§ **Your objective**
Your task is to repeat the listing exactly.

§ **Data entries**
● ● ●
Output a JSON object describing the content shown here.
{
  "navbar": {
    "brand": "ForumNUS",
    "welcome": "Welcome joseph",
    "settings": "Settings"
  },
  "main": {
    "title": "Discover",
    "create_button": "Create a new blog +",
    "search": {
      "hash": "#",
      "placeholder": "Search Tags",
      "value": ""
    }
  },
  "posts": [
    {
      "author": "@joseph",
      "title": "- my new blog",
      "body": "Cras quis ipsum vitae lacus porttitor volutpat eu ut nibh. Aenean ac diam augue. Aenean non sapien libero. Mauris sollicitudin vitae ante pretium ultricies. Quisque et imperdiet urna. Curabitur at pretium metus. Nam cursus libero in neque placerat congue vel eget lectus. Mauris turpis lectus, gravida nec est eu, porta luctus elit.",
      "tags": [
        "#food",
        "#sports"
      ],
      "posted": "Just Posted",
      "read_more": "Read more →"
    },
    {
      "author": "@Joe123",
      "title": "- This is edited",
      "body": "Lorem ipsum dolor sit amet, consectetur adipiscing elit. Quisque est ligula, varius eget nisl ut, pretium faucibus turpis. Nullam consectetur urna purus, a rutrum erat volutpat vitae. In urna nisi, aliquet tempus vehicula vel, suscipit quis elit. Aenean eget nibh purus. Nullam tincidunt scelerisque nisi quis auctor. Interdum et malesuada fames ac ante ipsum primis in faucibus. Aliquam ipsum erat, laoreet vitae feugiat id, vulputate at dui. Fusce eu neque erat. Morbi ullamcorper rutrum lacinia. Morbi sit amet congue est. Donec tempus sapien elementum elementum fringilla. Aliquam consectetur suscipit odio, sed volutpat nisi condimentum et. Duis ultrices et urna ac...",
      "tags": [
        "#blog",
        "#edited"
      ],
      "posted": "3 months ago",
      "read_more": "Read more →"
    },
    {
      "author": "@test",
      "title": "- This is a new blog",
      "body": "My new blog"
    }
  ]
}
● ● ●
§ **Exercise answer**
Output a JSON object describing the content shown here.
{
  "navbar": {
    "brand": "ForumNUS",
    "welcome": "Welcome joseph",
    "settings": "Settings"
  },
  "main": {
    "title": "Discover",
    "create_button": "Create a new blog +",
    "search": {
      "hash": "#",
      "placeholder": "Search Tags",
      "value": ""
    }
  },
  "posts": [
    {
      "author": "@joseph",
      "title": "- my new blog",
      "body": "Cras quis ipsum vitae lacus porttitor volutpat eu ut nibh. Aenean ac diam augue. Aenean non sapien libero. Mauris sollicitudin vitae ante pretium ultricies. Quisque et imperdiet urna. Curabitur at pretium metus. Nam cursus libero in neque placerat congue vel eget lectus. Mauris turpis lectus, gravida nec est eu, porta luctus elit.",
      "tags": [
        "#food",
        "#sports"
      ],
      "posted": "Just Posted",
      "read_more": "Read more →"
    },
    {
      "author": "@Joe123",
      "title": "- This is edited",
      "body": "Lorem ipsum dolor sit amet, consectetur adipiscing elit. Quisque est ligula, varius eget nisl ut, pretium faucibus turpis. Nullam consectetur urna purus, a rutrum erat volutpat vitae. In urna nisi, aliquet tempus vehicula vel, suscipit quis elit. Aenean eget nibh purus. Nullam tincidunt scelerisque nisi quis auctor. Interdum et malesuada fames ac ante ipsum primis in faucibus. Aliquam ipsum erat, laoreet vitae feugiat id, vulputate at dui. Fusce eu neque erat. Morbi ullamcorper rutrum lacinia. Morbi sit amet congue est. Donec tempus sapien elementum elementum fringilla. Aliquam consectetur suscipit odio, sed volutpat nisi condimentum et. Duis ultrices et urna ac...",
      "tags": [
        "#blog",
        "#edited"
      ],
      "posted": "3 months ago",
      "read_more": "Read more →"
    },
    {
      "author": "@test",
      "title": "- This is a new blog",
      "body": "My new blog"
    }
  ]
}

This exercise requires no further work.